▶ WHAT NEEDS TO BE DONE
Pictures within the data are to be left out; everything else must be reproduced exactly.

##### EXTRACTED DATA #####

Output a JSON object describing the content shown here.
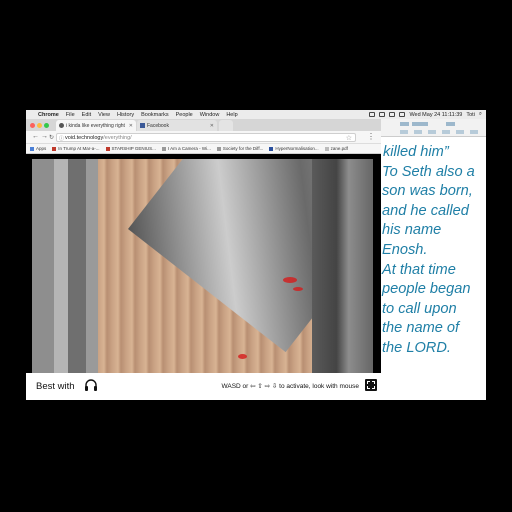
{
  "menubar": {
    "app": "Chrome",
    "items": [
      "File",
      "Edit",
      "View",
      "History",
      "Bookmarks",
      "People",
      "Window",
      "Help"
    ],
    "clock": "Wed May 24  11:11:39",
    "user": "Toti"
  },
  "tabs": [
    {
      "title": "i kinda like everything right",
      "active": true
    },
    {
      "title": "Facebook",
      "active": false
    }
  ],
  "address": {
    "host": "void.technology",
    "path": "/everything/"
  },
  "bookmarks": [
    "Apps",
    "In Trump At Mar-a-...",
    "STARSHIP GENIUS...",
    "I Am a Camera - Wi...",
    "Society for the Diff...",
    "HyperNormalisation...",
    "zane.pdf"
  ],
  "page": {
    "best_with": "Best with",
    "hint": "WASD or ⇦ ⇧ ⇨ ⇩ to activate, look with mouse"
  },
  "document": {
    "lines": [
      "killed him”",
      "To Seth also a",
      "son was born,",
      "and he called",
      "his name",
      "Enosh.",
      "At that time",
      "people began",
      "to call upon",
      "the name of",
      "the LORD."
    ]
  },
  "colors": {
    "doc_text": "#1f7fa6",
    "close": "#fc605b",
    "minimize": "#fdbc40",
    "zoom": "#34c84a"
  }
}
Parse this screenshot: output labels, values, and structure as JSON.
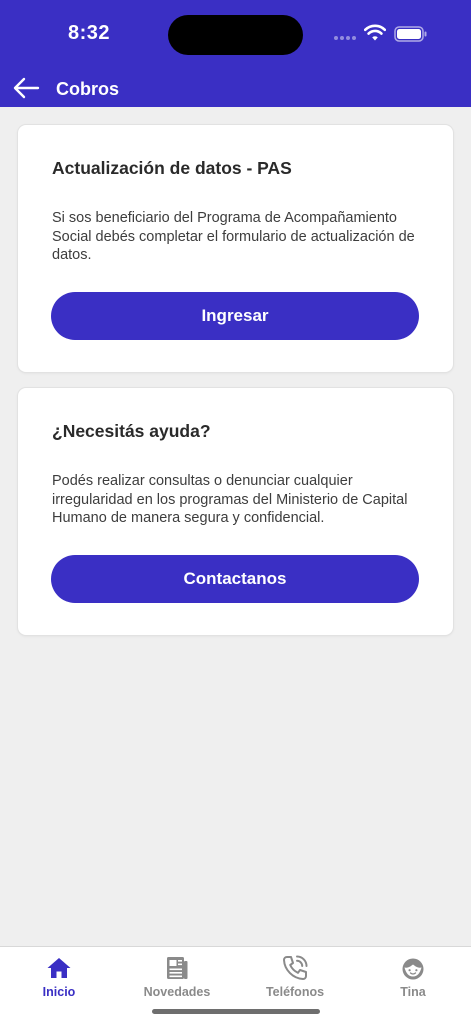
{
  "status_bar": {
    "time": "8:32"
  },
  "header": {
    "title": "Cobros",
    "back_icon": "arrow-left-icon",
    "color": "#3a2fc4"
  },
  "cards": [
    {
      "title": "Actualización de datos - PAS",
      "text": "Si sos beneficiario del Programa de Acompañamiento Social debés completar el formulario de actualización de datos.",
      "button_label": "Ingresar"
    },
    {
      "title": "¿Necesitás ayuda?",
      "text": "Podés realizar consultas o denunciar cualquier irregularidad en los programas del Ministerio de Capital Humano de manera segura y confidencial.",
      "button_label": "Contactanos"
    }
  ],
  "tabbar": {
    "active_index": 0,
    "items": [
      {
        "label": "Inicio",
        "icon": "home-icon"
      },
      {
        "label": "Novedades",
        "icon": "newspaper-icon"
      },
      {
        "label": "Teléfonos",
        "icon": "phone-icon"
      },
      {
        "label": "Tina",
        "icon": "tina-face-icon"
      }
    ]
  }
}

#####

▶ EXPECTED ANSWER
Output a JSON object describing the content shown here.
{
  "menubar": {
    "app": "Chrome",
    "items": [
      "File",
      "Edit",
      "View",
      "History",
      "Bookmarks",
      "People",
      "Window",
      "Help"
    ],
    "clock": "Wed May 24  11:11:39",
    "user": "Toti"
  },
  "tabs": [
    {
      "title": "i kinda like everything right",
      "active": true
    },
    {
      "title": "Facebook",
      "active": false
    }
  ],
  "address": {
    "host": "void.technology",
    "path": "/everything/"
  },
  "bookmarks": [
    "Apps",
    "In Trump At Mar-a-...",
    "STARSHIP GENIUS...",
    "I Am a Camera - Wi...",
    "Society for the Diff...",
    "HyperNormalisation...",
    "zane.pdf"
  ],
  "page": {
    "best_with": "Best with",
    "hint": "WASD or ⇦ ⇧ ⇨ ⇩ to activate, look with mouse"
  },
  "document": {
    "lines": [
      "killed him”",
      "To Seth also a",
      "son was born,",
      "and he called",
      "his name",
      "Enosh.",
      "At that time",
      "people began",
      "to call upon",
      "the name of",
      "the LORD."
    ]
  },
  "colors": {
    "doc_text": "#1f7fa6",
    "close": "#fc605b",
    "minimize": "#fdbc40",
    "zoom": "#34c84a"
  }
}
Parse this screenshot: output labels, values, and structure as JSON.
{
  "status_bar": {
    "time": "8:32"
  },
  "header": {
    "title": "Cobros",
    "back_icon": "arrow-left-icon",
    "color": "#3a2fc4"
  },
  "cards": [
    {
      "title": "Actualización de datos - PAS",
      "text": "Si sos beneficiario del Programa de Acompañamiento Social debés completar el formulario de actualización de datos.",
      "button_label": "Ingresar"
    },
    {
      "title": "¿Necesitás ayuda?",
      "text": "Podés realizar consultas o denunciar cualquier irregularidad en los programas del Ministerio de Capital Humano de manera segura y confidencial.",
      "button_label": "Contactanos"
    }
  ],
  "tabbar": {
    "active_index": 0,
    "items": [
      {
        "label": "Inicio",
        "icon": "home-icon"
      },
      {
        "label": "Novedades",
        "icon": "newspaper-icon"
      },
      {
        "label": "Teléfonos",
        "icon": "phone-icon"
      },
      {
        "label": "Tina",
        "icon": "tina-face-icon"
      }
    ]
  }
}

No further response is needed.